Each record below is to be copied word for word, with pictures removed.

_Material for this task_
============================================================
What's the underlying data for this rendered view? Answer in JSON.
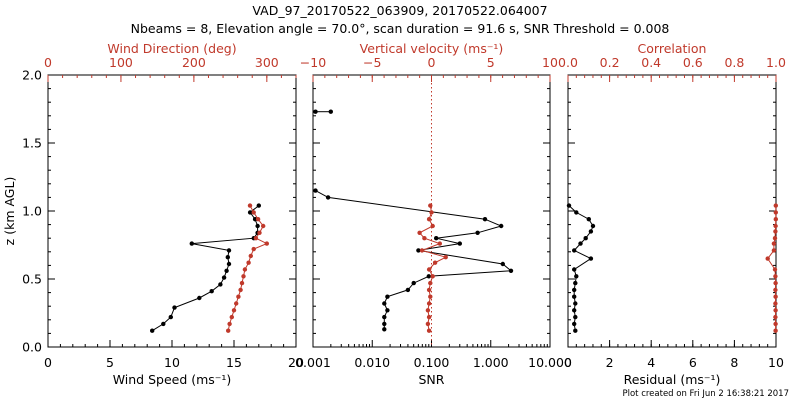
{
  "title_line1": "VAD_97_20170522_063909, 20170522.064007",
  "title_line2": "Nbeams = 8, Elevation angle = 70.0°, scan duration = 91.6 s, SNR Threshold = 0.008",
  "footer": "Plot created on Fri Jun  2 16:38:21 2017",
  "colors": {
    "black": "#000000",
    "red": "#c0392b"
  },
  "chart_data": [
    {
      "type": "line",
      "ylabel": "z (km AGL)",
      "ylim": [
        0.0,
        2.0
      ],
      "yticks": [
        "0.0",
        "0.5",
        "1.0",
        "1.5",
        "2.0"
      ],
      "bottom_axis": {
        "label": "Wind Speed (ms⁻¹)",
        "range": [
          0,
          20
        ],
        "ticks": [
          "0",
          "5",
          "10",
          "15",
          "20"
        ]
      },
      "top_axis": {
        "label": "Wind Direction (deg)",
        "range": [
          0,
          340
        ],
        "ticks": [
          "0",
          "100",
          "200",
          "300"
        ],
        "color": "#c0392b"
      },
      "series": [
        {
          "axis": "bottom",
          "color": "#000000",
          "points": [
            [
              8.4,
              0.12
            ],
            [
              9.3,
              0.17
            ],
            [
              9.9,
              0.22
            ],
            [
              10.2,
              0.29
            ],
            [
              12.2,
              0.36
            ],
            [
              13.2,
              0.41
            ],
            [
              13.9,
              0.46
            ],
            [
              14.2,
              0.51
            ],
            [
              14.4,
              0.56
            ],
            [
              14.6,
              0.61
            ],
            [
              14.5,
              0.66
            ],
            [
              14.6,
              0.71
            ],
            [
              11.6,
              0.76
            ],
            [
              16.6,
              0.8
            ],
            [
              16.9,
              0.84
            ],
            [
              16.9,
              0.89
            ],
            [
              16.7,
              0.94
            ],
            [
              16.3,
              0.99
            ],
            [
              17.0,
              1.04
            ]
          ]
        },
        {
          "axis": "top",
          "color": "#c0392b",
          "points": [
            [
              247,
              0.12
            ],
            [
              249,
              0.17
            ],
            [
              252,
              0.22
            ],
            [
              255,
              0.27
            ],
            [
              258,
              0.32
            ],
            [
              261,
              0.37
            ],
            [
              264,
              0.42
            ],
            [
              266,
              0.47
            ],
            [
              268,
              0.52
            ],
            [
              270,
              0.57
            ],
            [
              275,
              0.62
            ],
            [
              278,
              0.67
            ],
            [
              282,
              0.72
            ],
            [
              300,
              0.76
            ],
            [
              285,
              0.8
            ],
            [
              290,
              0.84
            ],
            [
              295,
              0.89
            ],
            [
              288,
              0.94
            ],
            [
              282,
              0.99
            ],
            [
              277,
              1.04
            ]
          ]
        }
      ]
    },
    {
      "type": "line",
      "ylim": [
        0.0,
        2.0
      ],
      "bottom_axis": {
        "label": "SNR",
        "scale": "log",
        "range": [
          0.001,
          10
        ],
        "ticks": [
          "0.001",
          "0.010",
          "0.100",
          "1.000",
          "10.000"
        ]
      },
      "top_axis": {
        "label": "Vertical velocity (ms⁻¹)",
        "range": [
          -10,
          10
        ],
        "ticks": [
          "−10",
          "−5",
          "0",
          "5",
          "10"
        ],
        "color": "#c0392b"
      },
      "reference_line": {
        "axis": "top",
        "value": 0,
        "style": "dotted"
      },
      "series": [
        {
          "axis": "bottom",
          "color": "#000000",
          "segments": [
            [
              [
                0.0011,
                1.73
              ],
              [
                0.002,
                1.73
              ]
            ],
            [
              [
                0.0011,
                1.15
              ],
              [
                0.0018,
                1.1
              ],
              [
                0.8,
                0.94
              ],
              [
                1.5,
                0.89
              ],
              [
                0.6,
                0.84
              ],
              [
                0.12,
                0.8
              ],
              [
                0.3,
                0.76
              ],
              [
                0.06,
                0.71
              ],
              [
                1.6,
                0.61
              ],
              [
                2.2,
                0.56
              ],
              [
                0.09,
                0.52
              ],
              [
                0.05,
                0.47
              ],
              [
                0.04,
                0.42
              ],
              [
                0.018,
                0.37
              ],
              [
                0.016,
                0.32
              ],
              [
                0.018,
                0.27
              ],
              [
                0.016,
                0.22
              ],
              [
                0.016,
                0.17
              ],
              [
                0.016,
                0.13
              ]
            ]
          ]
        },
        {
          "axis": "top",
          "color": "#c0392b",
          "points": [
            [
              -0.2,
              0.12
            ],
            [
              -0.3,
              0.17
            ],
            [
              -0.2,
              0.22
            ],
            [
              -0.3,
              0.27
            ],
            [
              -0.2,
              0.32
            ],
            [
              -0.1,
              0.37
            ],
            [
              -0.2,
              0.42
            ],
            [
              -0.1,
              0.47
            ],
            [
              0.1,
              0.52
            ],
            [
              -0.2,
              0.57
            ],
            [
              0.3,
              0.62
            ],
            [
              1.2,
              0.66
            ],
            [
              -0.8,
              0.71
            ],
            [
              0.7,
              0.76
            ],
            [
              -0.6,
              0.8
            ],
            [
              -1.0,
              0.84
            ],
            [
              0.1,
              0.89
            ],
            [
              -0.2,
              0.94
            ],
            [
              0.0,
              0.99
            ],
            [
              -0.1,
              1.04
            ]
          ]
        }
      ]
    },
    {
      "type": "line",
      "ylim": [
        0.0,
        2.0
      ],
      "bottom_axis": {
        "label": "Residual (ms⁻¹)",
        "range": [
          0,
          10
        ],
        "ticks": [
          "0",
          "2",
          "4",
          "6",
          "8",
          "10"
        ]
      },
      "top_axis": {
        "label": "Correlation",
        "range": [
          0.0,
          1.0
        ],
        "ticks": [
          "0.0",
          "0.2",
          "0.4",
          "0.6",
          "0.8",
          "1.0"
        ],
        "color": "#c0392b"
      },
      "series": [
        {
          "axis": "bottom",
          "color": "#000000",
          "points": [
            [
              0.35,
              0.12
            ],
            [
              0.3,
              0.17
            ],
            [
              0.35,
              0.22
            ],
            [
              0.3,
              0.27
            ],
            [
              0.35,
              0.32
            ],
            [
              0.3,
              0.37
            ],
            [
              0.3,
              0.42
            ],
            [
              0.35,
              0.47
            ],
            [
              0.4,
              0.52
            ],
            [
              0.3,
              0.57
            ],
            [
              1.1,
              0.65
            ],
            [
              0.3,
              0.71
            ],
            [
              0.6,
              0.76
            ],
            [
              0.85,
              0.8
            ],
            [
              1.1,
              0.85
            ],
            [
              1.2,
              0.89
            ],
            [
              1.0,
              0.94
            ],
            [
              0.4,
              0.99
            ],
            [
              0.05,
              1.04
            ]
          ]
        },
        {
          "axis": "top",
          "color": "#c0392b",
          "points": [
            [
              0.998,
              0.12
            ],
            [
              0.998,
              0.17
            ],
            [
              0.997,
              0.22
            ],
            [
              0.998,
              0.27
            ],
            [
              0.997,
              0.32
            ],
            [
              0.998,
              0.37
            ],
            [
              0.997,
              0.42
            ],
            [
              0.998,
              0.47
            ],
            [
              0.997,
              0.52
            ],
            [
              0.995,
              0.57
            ],
            [
              0.96,
              0.65
            ],
            [
              0.99,
              0.71
            ],
            [
              0.99,
              0.76
            ],
            [
              0.995,
              0.8
            ],
            [
              0.997,
              0.85
            ],
            [
              0.998,
              0.89
            ],
            [
              0.999,
              0.94
            ],
            [
              0.999,
              0.99
            ],
            [
              0.999,
              1.04
            ]
          ]
        }
      ]
    }
  ]
}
============================================================
_Task solution_
What's the underlying data for this rendered view? Answer in JSON.
{
  "title_line1": "VAD_97_20170522_063909, 20170522.064007",
  "title_line2": "Nbeams = 8, Elevation angle = 70.0°, scan duration = 91.6 s, SNR Threshold = 0.008",
  "footer": "Plot created on Fri Jun  2 16:38:21 2017",
  "colors": {
    "black": "#000000",
    "red": "#c0392b"
  },
  "chart_data": [
    {
      "type": "line",
      "ylabel": "z (km AGL)",
      "ylim": [
        0.0,
        2.0
      ],
      "yticks": [
        "0.0",
        "0.5",
        "1.0",
        "1.5",
        "2.0"
      ],
      "bottom_axis": {
        "label": "Wind Speed (ms⁻¹)",
        "range": [
          0,
          20
        ],
        "ticks": [
          "0",
          "5",
          "10",
          "15",
          "20"
        ]
      },
      "top_axis": {
        "label": "Wind Direction (deg)",
        "range": [
          0,
          340
        ],
        "ticks": [
          "0",
          "100",
          "200",
          "300"
        ],
        "color": "#c0392b"
      },
      "series": [
        {
          "axis": "bottom",
          "color": "#000000",
          "points": [
            [
              8.4,
              0.12
            ],
            [
              9.3,
              0.17
            ],
            [
              9.9,
              0.22
            ],
            [
              10.2,
              0.29
            ],
            [
              12.2,
              0.36
            ],
            [
              13.2,
              0.41
            ],
            [
              13.9,
              0.46
            ],
            [
              14.2,
              0.51
            ],
            [
              14.4,
              0.56
            ],
            [
              14.6,
              0.61
            ],
            [
              14.5,
              0.66
            ],
            [
              14.6,
              0.71
            ],
            [
              11.6,
              0.76
            ],
            [
              16.6,
              0.8
            ],
            [
              16.9,
              0.84
            ],
            [
              16.9,
              0.89
            ],
            [
              16.7,
              0.94
            ],
            [
              16.3,
              0.99
            ],
            [
              17.0,
              1.04
            ]
          ]
        },
        {
          "axis": "top",
          "color": "#c0392b",
          "points": [
            [
              247,
              0.12
            ],
            [
              249,
              0.17
            ],
            [
              252,
              0.22
            ],
            [
              255,
              0.27
            ],
            [
              258,
              0.32
            ],
            [
              261,
              0.37
            ],
            [
              264,
              0.42
            ],
            [
              266,
              0.47
            ],
            [
              268,
              0.52
            ],
            [
              270,
              0.57
            ],
            [
              275,
              0.62
            ],
            [
              278,
              0.67
            ],
            [
              282,
              0.72
            ],
            [
              300,
              0.76
            ],
            [
              285,
              0.8
            ],
            [
              290,
              0.84
            ],
            [
              295,
              0.89
            ],
            [
              288,
              0.94
            ],
            [
              282,
              0.99
            ],
            [
              277,
              1.04
            ]
          ]
        }
      ]
    },
    {
      "type": "line",
      "ylim": [
        0.0,
        2.0
      ],
      "bottom_axis": {
        "label": "SNR",
        "scale": "log",
        "range": [
          0.001,
          10
        ],
        "ticks": [
          "0.001",
          "0.010",
          "0.100",
          "1.000",
          "10.000"
        ]
      },
      "top_axis": {
        "label": "Vertical velocity (ms⁻¹)",
        "range": [
          -10,
          10
        ],
        "ticks": [
          "−10",
          "−5",
          "0",
          "5",
          "10"
        ],
        "color": "#c0392b"
      },
      "reference_line": {
        "axis": "top",
        "value": 0,
        "style": "dotted"
      },
      "series": [
        {
          "axis": "bottom",
          "color": "#000000",
          "segments": [
            [
              [
                0.0011,
                1.73
              ],
              [
                0.002,
                1.73
              ]
            ],
            [
              [
                0.0011,
                1.15
              ],
              [
                0.0018,
                1.1
              ],
              [
                0.8,
                0.94
              ],
              [
                1.5,
                0.89
              ],
              [
                0.6,
                0.84
              ],
              [
                0.12,
                0.8
              ],
              [
                0.3,
                0.76
              ],
              [
                0.06,
                0.71
              ],
              [
                1.6,
                0.61
              ],
              [
                2.2,
                0.56
              ],
              [
                0.09,
                0.52
              ],
              [
                0.05,
                0.47
              ],
              [
                0.04,
                0.42
              ],
              [
                0.018,
                0.37
              ],
              [
                0.016,
                0.32
              ],
              [
                0.018,
                0.27
              ],
              [
                0.016,
                0.22
              ],
              [
                0.016,
                0.17
              ],
              [
                0.016,
                0.13
              ]
            ]
          ]
        },
        {
          "axis": "top",
          "color": "#c0392b",
          "points": [
            [
              -0.2,
              0.12
            ],
            [
              -0.3,
              0.17
            ],
            [
              -0.2,
              0.22
            ],
            [
              -0.3,
              0.27
            ],
            [
              -0.2,
              0.32
            ],
            [
              -0.1,
              0.37
            ],
            [
              -0.2,
              0.42
            ],
            [
              -0.1,
              0.47
            ],
            [
              0.1,
              0.52
            ],
            [
              -0.2,
              0.57
            ],
            [
              0.3,
              0.62
            ],
            [
              1.2,
              0.66
            ],
            [
              -0.8,
              0.71
            ],
            [
              0.7,
              0.76
            ],
            [
              -0.6,
              0.8
            ],
            [
              -1.0,
              0.84
            ],
            [
              0.1,
              0.89
            ],
            [
              -0.2,
              0.94
            ],
            [
              0.0,
              0.99
            ],
            [
              -0.1,
              1.04
            ]
          ]
        }
      ]
    },
    {
      "type": "line",
      "ylim": [
        0.0,
        2.0
      ],
      "bottom_axis": {
        "label": "Residual (ms⁻¹)",
        "range": [
          0,
          10
        ],
        "ticks": [
          "0",
          "2",
          "4",
          "6",
          "8",
          "10"
        ]
      },
      "top_axis": {
        "label": "Correlation",
        "range": [
          0.0,
          1.0
        ],
        "ticks": [
          "0.0",
          "0.2",
          "0.4",
          "0.6",
          "0.8",
          "1.0"
        ],
        "color": "#c0392b"
      },
      "series": [
        {
          "axis": "bottom",
          "color": "#000000",
          "points": [
            [
              0.35,
              0.12
            ],
            [
              0.3,
              0.17
            ],
            [
              0.35,
              0.22
            ],
            [
              0.3,
              0.27
            ],
            [
              0.35,
              0.32
            ],
            [
              0.3,
              0.37
            ],
            [
              0.3,
              0.42
            ],
            [
              0.35,
              0.47
            ],
            [
              0.4,
              0.52
            ],
            [
              0.3,
              0.57
            ],
            [
              1.1,
              0.65
            ],
            [
              0.3,
              0.71
            ],
            [
              0.6,
              0.76
            ],
            [
              0.85,
              0.8
            ],
            [
              1.1,
              0.85
            ],
            [
              1.2,
              0.89
            ],
            [
              1.0,
              0.94
            ],
            [
              0.4,
              0.99
            ],
            [
              0.05,
              1.04
            ]
          ]
        },
        {
          "axis": "top",
          "color": "#c0392b",
          "points": [
            [
              0.998,
              0.12
            ],
            [
              0.998,
              0.17
            ],
            [
              0.997,
              0.22
            ],
            [
              0.998,
              0.27
            ],
            [
              0.997,
              0.32
            ],
            [
              0.998,
              0.37
            ],
            [
              0.997,
              0.42
            ],
            [
              0.998,
              0.47
            ],
            [
              0.997,
              0.52
            ],
            [
              0.995,
              0.57
            ],
            [
              0.96,
              0.65
            ],
            [
              0.99,
              0.71
            ],
            [
              0.99,
              0.76
            ],
            [
              0.995,
              0.8
            ],
            [
              0.997,
              0.85
            ],
            [
              0.998,
              0.89
            ],
            [
              0.999,
              0.94
            ],
            [
              0.999,
              0.99
            ],
            [
              0.999,
              1.04
            ]
          ]
        }
      ]
    }
  ]
}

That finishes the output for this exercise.